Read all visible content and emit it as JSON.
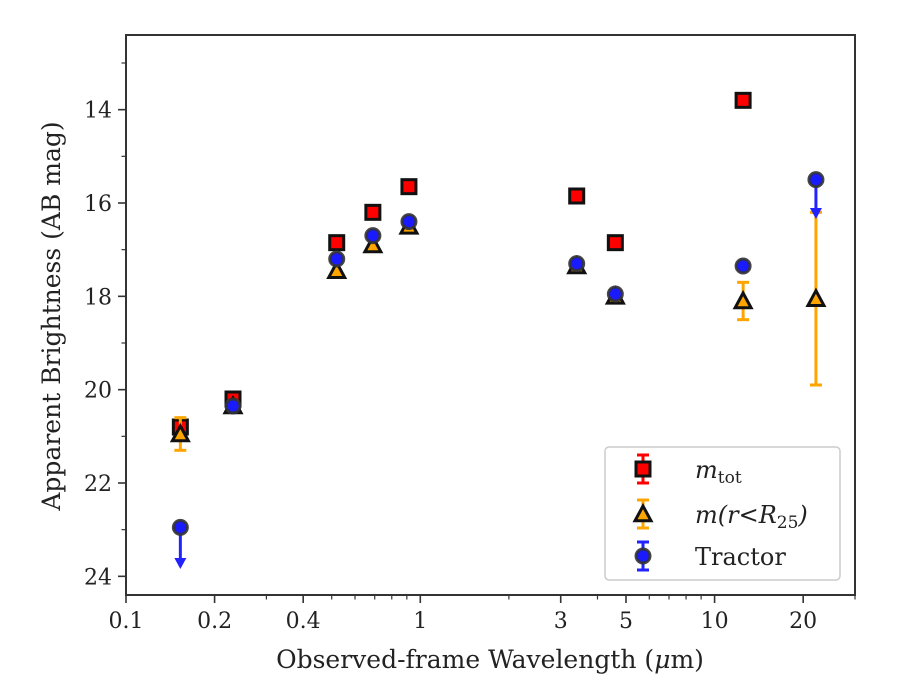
{
  "chart_data": {
    "type": "scatter",
    "xlabel_prefix": "Observed-frame Wavelength (",
    "xlabel_mu": "μ",
    "xlabel_suffix": "m)",
    "ylabel": "Apparent Brightness (AB mag)",
    "xscale": "log",
    "xlim": [
      0.1,
      30
    ],
    "ylim": [
      24.4,
      12.4
    ],
    "y_inverted": true,
    "grid": false,
    "legend_position": "bottom-right",
    "x_ticks": [
      {
        "value": 0.1,
        "label": "0.1"
      },
      {
        "value": 0.2,
        "label": "0.2"
      },
      {
        "value": 0.4,
        "label": "0.4"
      },
      {
        "value": 1,
        "label": "1"
      },
      {
        "value": 3,
        "label": "3"
      },
      {
        "value": 5,
        "label": "5"
      },
      {
        "value": 10,
        "label": "10"
      },
      {
        "value": 20,
        "label": "20"
      }
    ],
    "y_ticks": [
      {
        "value": 14,
        "label": "14"
      },
      {
        "value": 16,
        "label": "16"
      },
      {
        "value": 18,
        "label": "18"
      },
      {
        "value": 20,
        "label": "20"
      },
      {
        "value": 22,
        "label": "22"
      },
      {
        "value": 24,
        "label": "24"
      }
    ],
    "series": [
      {
        "name": "m_tot",
        "legend_main": "m",
        "legend_sub": "tot",
        "marker": "square",
        "color": "#ff0000",
        "edge": "#111111",
        "errcolor": "#ff0000",
        "points": [
          {
            "x": 0.153,
            "y": 20.8,
            "err": 0.15
          },
          {
            "x": 0.231,
            "y": 20.2,
            "err": 0.1
          },
          {
            "x": 0.52,
            "y": 16.85,
            "err": 0
          },
          {
            "x": 0.69,
            "y": 16.2,
            "err": 0
          },
          {
            "x": 0.915,
            "y": 15.65,
            "err": 0
          },
          {
            "x": 3.4,
            "y": 15.85,
            "err": 0
          },
          {
            "x": 4.6,
            "y": 16.85,
            "err": 0
          },
          {
            "x": 12.5,
            "y": 13.8,
            "err": 0
          }
        ]
      },
      {
        "name": "m(r<R25)",
        "legend_main": "m(r<R",
        "legend_sub": "25",
        "legend_end": ")",
        "marker": "triangle",
        "color": "#ffa500",
        "edge": "#111111",
        "errcolor": "#ffa500",
        "points": [
          {
            "x": 0.153,
            "y": 20.95,
            "err": 0.35
          },
          {
            "x": 0.231,
            "y": 20.35,
            "err": 0.1
          },
          {
            "x": 0.52,
            "y": 17.45,
            "err": 0
          },
          {
            "x": 0.69,
            "y": 16.9,
            "err": 0
          },
          {
            "x": 0.915,
            "y": 16.5,
            "err": 0
          },
          {
            "x": 3.4,
            "y": 17.35,
            "err": 0
          },
          {
            "x": 4.6,
            "y": 18.0,
            "err": 0
          },
          {
            "x": 12.5,
            "y": 18.1,
            "err": 0.4
          },
          {
            "x": 22.1,
            "y": 18.05,
            "err": 1.85
          }
        ]
      },
      {
        "name": "Tractor",
        "legend_main": "Tractor",
        "marker": "circle",
        "color": "#1a1aff",
        "edge": "#333333",
        "errcolor": "#2222ff",
        "points": [
          {
            "x": 0.153,
            "y": 22.95,
            "upper_limit": true,
            "limit_to": 23.8
          },
          {
            "x": 0.231,
            "y": 20.35,
            "err": 0
          },
          {
            "x": 0.52,
            "y": 17.2,
            "err": 0
          },
          {
            "x": 0.69,
            "y": 16.7,
            "err": 0
          },
          {
            "x": 0.915,
            "y": 16.4,
            "err": 0
          },
          {
            "x": 3.4,
            "y": 17.3,
            "err": 0
          },
          {
            "x": 4.6,
            "y": 17.95,
            "err": 0
          },
          {
            "x": 12.5,
            "y": 17.35,
            "err": 0
          },
          {
            "x": 22.1,
            "y": 15.5,
            "upper_limit": true,
            "limit_to": 16.3
          }
        ]
      }
    ]
  }
}
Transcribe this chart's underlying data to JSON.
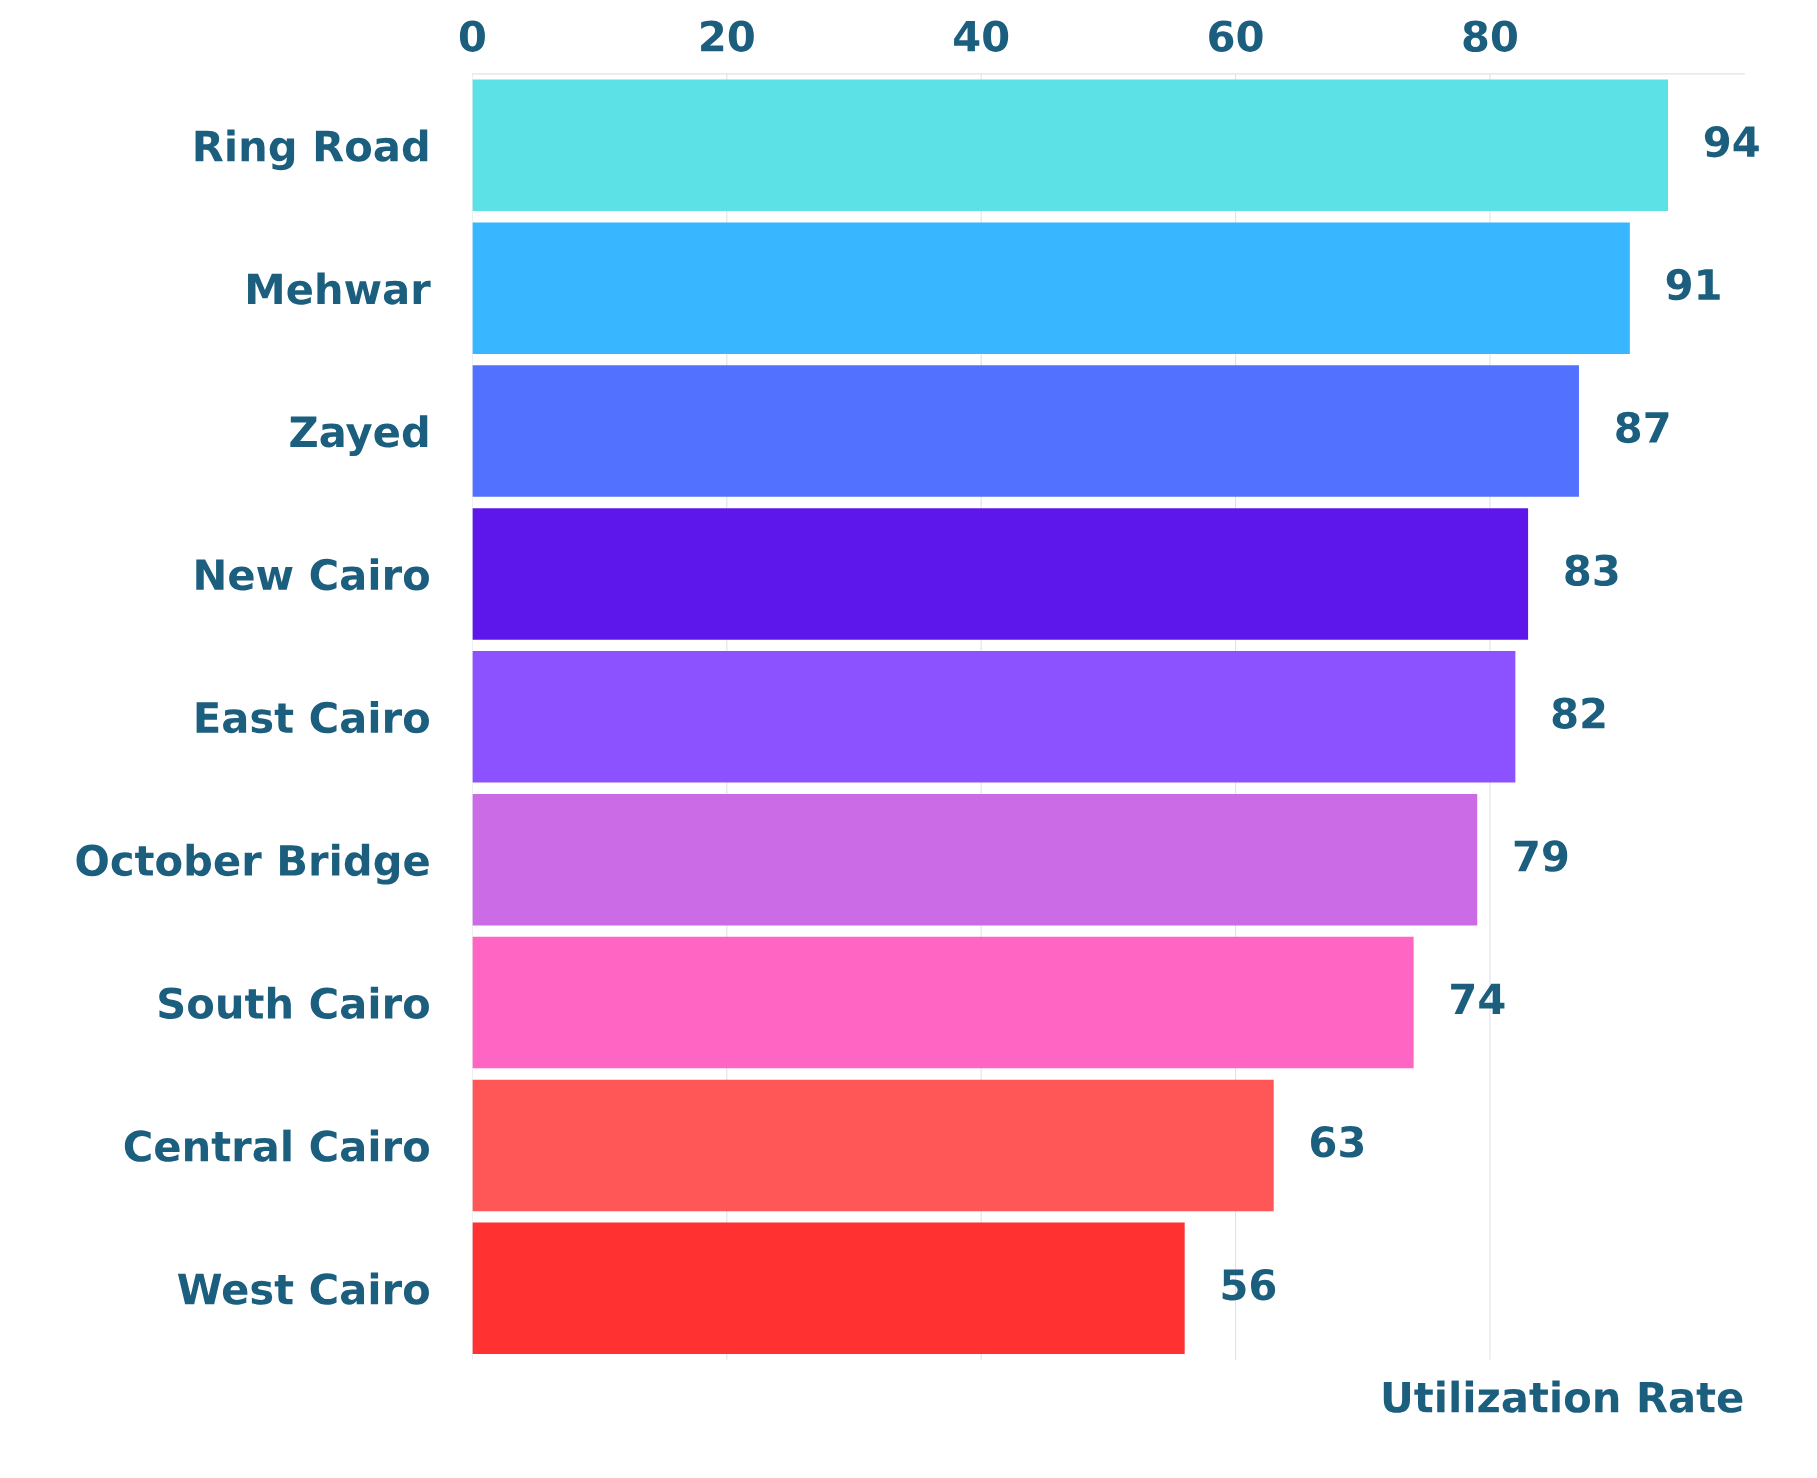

• Objective:
Reproduce each line word for word and drop the pictures.

• The output:
Read all visible content and emit it as JSON.
{
  "chart_data": {
    "type": "scatter",
    "xlabel_prefix": "Observed-frame Wavelength (",
    "xlabel_mu": "μ",
    "xlabel_suffix": "m)",
    "ylabel": "Apparent Brightness (AB mag)",
    "xscale": "log",
    "xlim": [
      0.1,
      30
    ],
    "ylim": [
      24.4,
      12.4
    ],
    "y_inverted": true,
    "grid": false,
    "legend_position": "bottom-right",
    "x_ticks": [
      {
        "value": 0.1,
        "label": "0.1"
      },
      {
        "value": 0.2,
        "label": "0.2"
      },
      {
        "value": 0.4,
        "label": "0.4"
      },
      {
        "value": 1,
        "label": "1"
      },
      {
        "value": 3,
        "label": "3"
      },
      {
        "value": 5,
        "label": "5"
      },
      {
        "value": 10,
        "label": "10"
      },
      {
        "value": 20,
        "label": "20"
      }
    ],
    "y_ticks": [
      {
        "value": 14,
        "label": "14"
      },
      {
        "value": 16,
        "label": "16"
      },
      {
        "value": 18,
        "label": "18"
      },
      {
        "value": 20,
        "label": "20"
      },
      {
        "value": 22,
        "label": "22"
      },
      {
        "value": 24,
        "label": "24"
      }
    ],
    "series": [
      {
        "name": "m_tot",
        "legend_main": "m",
        "legend_sub": "tot",
        "marker": "square",
        "color": "#ff0000",
        "edge": "#111111",
        "errcolor": "#ff0000",
        "points": [
          {
            "x": 0.153,
            "y": 20.8,
            "err": 0.15
          },
          {
            "x": 0.231,
            "y": 20.2,
            "err": 0.1
          },
          {
            "x": 0.52,
            "y": 16.85,
            "err": 0
          },
          {
            "x": 0.69,
            "y": 16.2,
            "err": 0
          },
          {
            "x": 0.915,
            "y": 15.65,
            "err": 0
          },
          {
            "x": 3.4,
            "y": 15.85,
            "err": 0
          },
          {
            "x": 4.6,
            "y": 16.85,
            "err": 0
          },
          {
            "x": 12.5,
            "y": 13.8,
            "err": 0
          }
        ]
      },
      {
        "name": "m(r<R25)",
        "legend_main": "m(r<R",
        "legend_sub": "25",
        "legend_end": ")",
        "marker": "triangle",
        "color": "#ffa500",
        "edge": "#111111",
        "errcolor": "#ffa500",
        "points": [
          {
            "x": 0.153,
            "y": 20.95,
            "err": 0.35
          },
          {
            "x": 0.231,
            "y": 20.35,
            "err": 0.1
          },
          {
            "x": 0.52,
            "y": 17.45,
            "err": 0
          },
          {
            "x": 0.69,
            "y": 16.9,
            "err": 0
          },
          {
            "x": 0.915,
            "y": 16.5,
            "err": 0
          },
          {
            "x": 3.4,
            "y": 17.35,
            "err": 0
          },
          {
            "x": 4.6,
            "y": 18.0,
            "err": 0
          },
          {
            "x": 12.5,
            "y": 18.1,
            "err": 0.4
          },
          {
            "x": 22.1,
            "y": 18.05,
            "err": 1.85
          }
        ]
      },
      {
        "name": "Tractor",
        "legend_main": "Tractor",
        "marker": "circle",
        "color": "#1a1aff",
        "edge": "#333333",
        "errcolor": "#2222ff",
        "points": [
          {
            "x": 0.153,
            "y": 22.95,
            "upper_limit": true,
            "limit_to": 23.8
          },
          {
            "x": 0.231,
            "y": 20.35,
            "err": 0
          },
          {
            "x": 0.52,
            "y": 17.2,
            "err": 0
          },
          {
            "x": 0.69,
            "y": 16.7,
            "err": 0
          },
          {
            "x": 0.915,
            "y": 16.4,
            "err": 0
          },
          {
            "x": 3.4,
            "y": 17.3,
            "err": 0
          },
          {
            "x": 4.6,
            "y": 17.95,
            "err": 0
          },
          {
            "x": 12.5,
            "y": 17.35,
            "err": 0
          },
          {
            "x": 22.1,
            "y": 15.5,
            "upper_limit": true,
            "limit_to": 16.3
          }
        ]
      }
    ]
  }
}
Transcribe this chart's underlying data to JSON.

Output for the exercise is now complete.